> **Requirement**:
Search the records for "values". Copy every line where it appears.

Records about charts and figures
──────
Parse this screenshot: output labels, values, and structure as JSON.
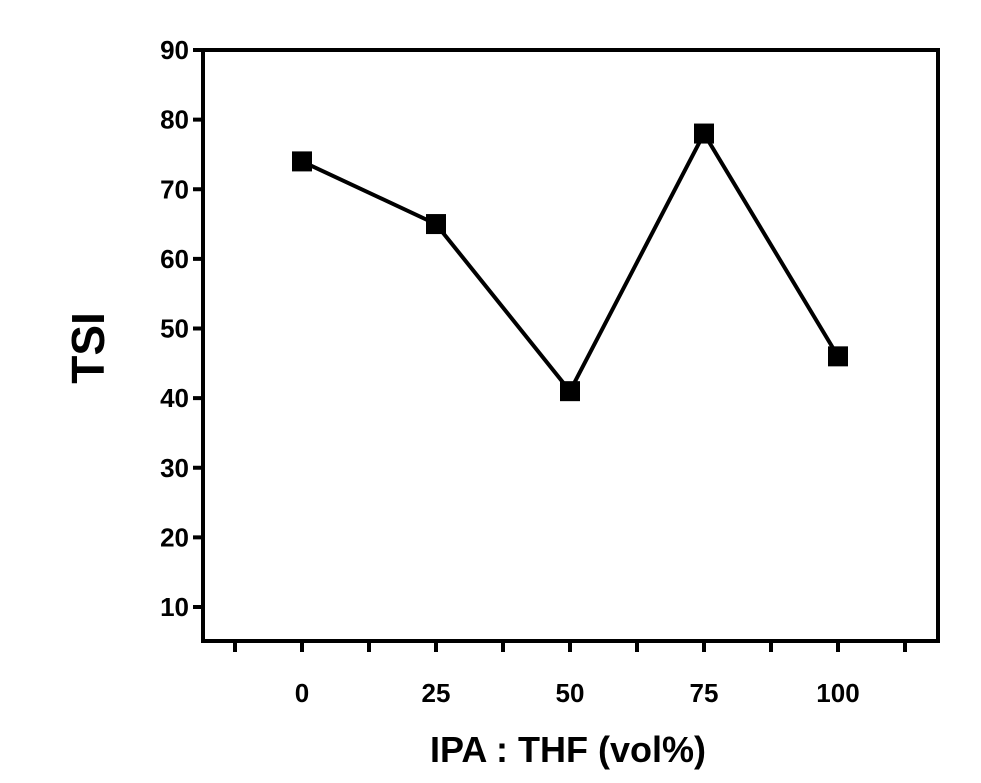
{
  "chart_data": {
    "type": "line",
    "title": "",
    "xlabel": "IPA : THF (vol%)",
    "ylabel": "TSI",
    "categories": [
      "0",
      "25",
      "50",
      "75",
      "100"
    ],
    "x": [
      0,
      25,
      50,
      75,
      100
    ],
    "series": [
      {
        "name": "TSI",
        "values": [
          74,
          65,
          41,
          78,
          46
        ],
        "marker": "square",
        "color": "#000000"
      }
    ],
    "xlim": [
      -12.5,
      112.5
    ],
    "ylim": [
      5,
      90
    ],
    "yticks": [
      10,
      20,
      30,
      40,
      50,
      60,
      70,
      80,
      90
    ],
    "xticks_labeled": [
      0,
      25,
      50,
      75,
      100
    ],
    "xticks_minor": [
      -12.5,
      12.5,
      37.5,
      62.5,
      87.5,
      112.5
    ],
    "grid": false,
    "legend": null
  },
  "style": {
    "line_color": "#000000",
    "background": "#ffffff"
  }
}
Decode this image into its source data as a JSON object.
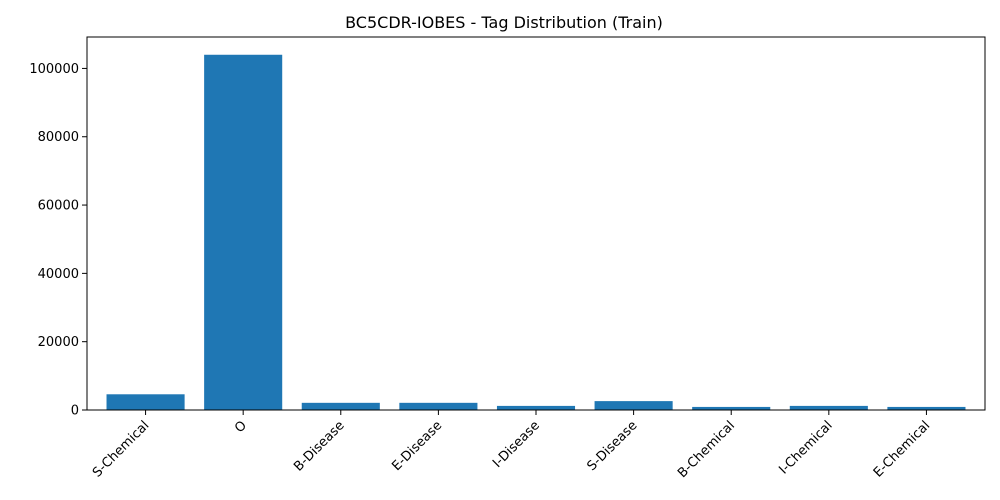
{
  "chart_data": {
    "type": "bar",
    "title": "BC5CDR-IOBES - Tag Distribution (Train)",
    "xlabel": "",
    "ylabel": "",
    "categories": [
      "S-Chemical",
      "O",
      "B-Disease",
      "E-Disease",
      "I-Disease",
      "S-Disease",
      "B-Chemical",
      "I-Chemical",
      "E-Chemical"
    ],
    "values": [
      4600,
      104000,
      2100,
      2100,
      1200,
      2600,
      900,
      1200,
      900
    ],
    "ylim": [
      0,
      109200
    ],
    "yticks": [
      0,
      20000,
      40000,
      60000,
      80000,
      100000
    ],
    "bar_color": "#1f77b4",
    "grid": false,
    "legend": "none"
  }
}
──────
> **Written answer**:
Parse this screenshot: output labels, values, and structure as JSON.
        "values": [
    "values": [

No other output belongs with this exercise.